(Some records)
+ + + +
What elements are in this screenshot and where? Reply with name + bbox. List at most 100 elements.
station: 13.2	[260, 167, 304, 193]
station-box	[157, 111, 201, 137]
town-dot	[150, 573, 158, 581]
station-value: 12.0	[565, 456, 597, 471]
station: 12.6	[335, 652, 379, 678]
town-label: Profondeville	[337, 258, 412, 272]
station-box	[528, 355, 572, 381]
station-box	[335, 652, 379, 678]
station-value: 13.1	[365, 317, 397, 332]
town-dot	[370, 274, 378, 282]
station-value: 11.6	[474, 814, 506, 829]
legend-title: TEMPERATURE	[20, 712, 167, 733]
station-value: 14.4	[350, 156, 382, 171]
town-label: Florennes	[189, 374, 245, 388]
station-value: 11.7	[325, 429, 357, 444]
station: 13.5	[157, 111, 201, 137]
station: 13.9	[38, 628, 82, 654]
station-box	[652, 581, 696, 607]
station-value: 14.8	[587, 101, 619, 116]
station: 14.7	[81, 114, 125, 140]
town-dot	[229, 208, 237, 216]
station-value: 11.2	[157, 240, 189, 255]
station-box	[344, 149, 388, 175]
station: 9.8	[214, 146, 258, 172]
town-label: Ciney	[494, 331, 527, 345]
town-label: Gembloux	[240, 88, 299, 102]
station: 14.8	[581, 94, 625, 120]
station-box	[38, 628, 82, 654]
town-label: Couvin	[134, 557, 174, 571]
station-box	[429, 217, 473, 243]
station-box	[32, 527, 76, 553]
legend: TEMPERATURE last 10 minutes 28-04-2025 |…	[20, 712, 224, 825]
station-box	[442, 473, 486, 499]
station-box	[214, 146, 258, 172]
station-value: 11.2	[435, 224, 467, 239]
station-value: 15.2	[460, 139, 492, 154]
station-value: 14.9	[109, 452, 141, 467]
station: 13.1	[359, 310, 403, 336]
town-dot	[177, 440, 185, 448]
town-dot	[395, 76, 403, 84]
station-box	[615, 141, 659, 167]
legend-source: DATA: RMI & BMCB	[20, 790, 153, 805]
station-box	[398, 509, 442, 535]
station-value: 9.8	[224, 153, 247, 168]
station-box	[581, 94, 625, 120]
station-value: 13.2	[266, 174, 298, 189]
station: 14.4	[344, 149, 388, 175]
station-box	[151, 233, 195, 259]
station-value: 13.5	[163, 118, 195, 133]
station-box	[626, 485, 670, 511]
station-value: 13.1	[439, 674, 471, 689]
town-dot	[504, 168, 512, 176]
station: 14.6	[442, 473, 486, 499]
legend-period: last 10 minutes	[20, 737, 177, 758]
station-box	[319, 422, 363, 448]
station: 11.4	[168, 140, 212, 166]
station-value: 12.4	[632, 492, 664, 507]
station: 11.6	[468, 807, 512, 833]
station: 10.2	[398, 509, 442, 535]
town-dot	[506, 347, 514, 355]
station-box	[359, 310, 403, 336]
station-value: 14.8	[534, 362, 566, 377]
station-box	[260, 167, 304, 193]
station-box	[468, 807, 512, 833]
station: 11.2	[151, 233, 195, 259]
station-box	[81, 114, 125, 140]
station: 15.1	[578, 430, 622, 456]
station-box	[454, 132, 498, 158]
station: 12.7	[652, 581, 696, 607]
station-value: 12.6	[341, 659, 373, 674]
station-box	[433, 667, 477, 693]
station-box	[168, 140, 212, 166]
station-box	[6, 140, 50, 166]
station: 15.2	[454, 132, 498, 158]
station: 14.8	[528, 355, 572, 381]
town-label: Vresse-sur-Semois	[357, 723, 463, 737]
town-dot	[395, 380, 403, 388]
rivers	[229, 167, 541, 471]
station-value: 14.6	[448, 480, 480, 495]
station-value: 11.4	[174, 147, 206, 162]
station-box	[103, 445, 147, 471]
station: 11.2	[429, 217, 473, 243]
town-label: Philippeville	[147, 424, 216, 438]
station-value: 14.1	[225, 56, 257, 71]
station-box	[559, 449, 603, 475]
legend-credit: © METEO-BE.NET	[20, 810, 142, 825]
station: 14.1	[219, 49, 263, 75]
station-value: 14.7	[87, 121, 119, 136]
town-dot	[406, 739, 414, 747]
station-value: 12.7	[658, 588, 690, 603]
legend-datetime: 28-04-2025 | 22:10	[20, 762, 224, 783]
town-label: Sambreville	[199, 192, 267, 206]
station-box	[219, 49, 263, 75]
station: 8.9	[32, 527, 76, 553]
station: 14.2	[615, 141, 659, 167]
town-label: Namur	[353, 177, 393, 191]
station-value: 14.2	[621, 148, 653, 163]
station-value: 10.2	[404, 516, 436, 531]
+ + + +
WRITTEN PROBLEM >>
Retype the material above without any changes, from its first line up to and including the line that contains "274, 378, 282]".

SOLUTION TO THE PROBLEM >>
What elements are in this screenshot and where? Reply with name + bbox. List at most 100 elements.
station: 13.2	[260, 167, 304, 193]
station-box	[157, 111, 201, 137]
town-dot	[150, 573, 158, 581]
station-value: 12.0	[565, 456, 597, 471]
station: 12.6	[335, 652, 379, 678]
town-label: Profondeville	[337, 258, 412, 272]
station-box	[528, 355, 572, 381]
station-box	[335, 652, 379, 678]
station-value: 13.1	[365, 317, 397, 332]
town-dot	[370, 274, 378, 282]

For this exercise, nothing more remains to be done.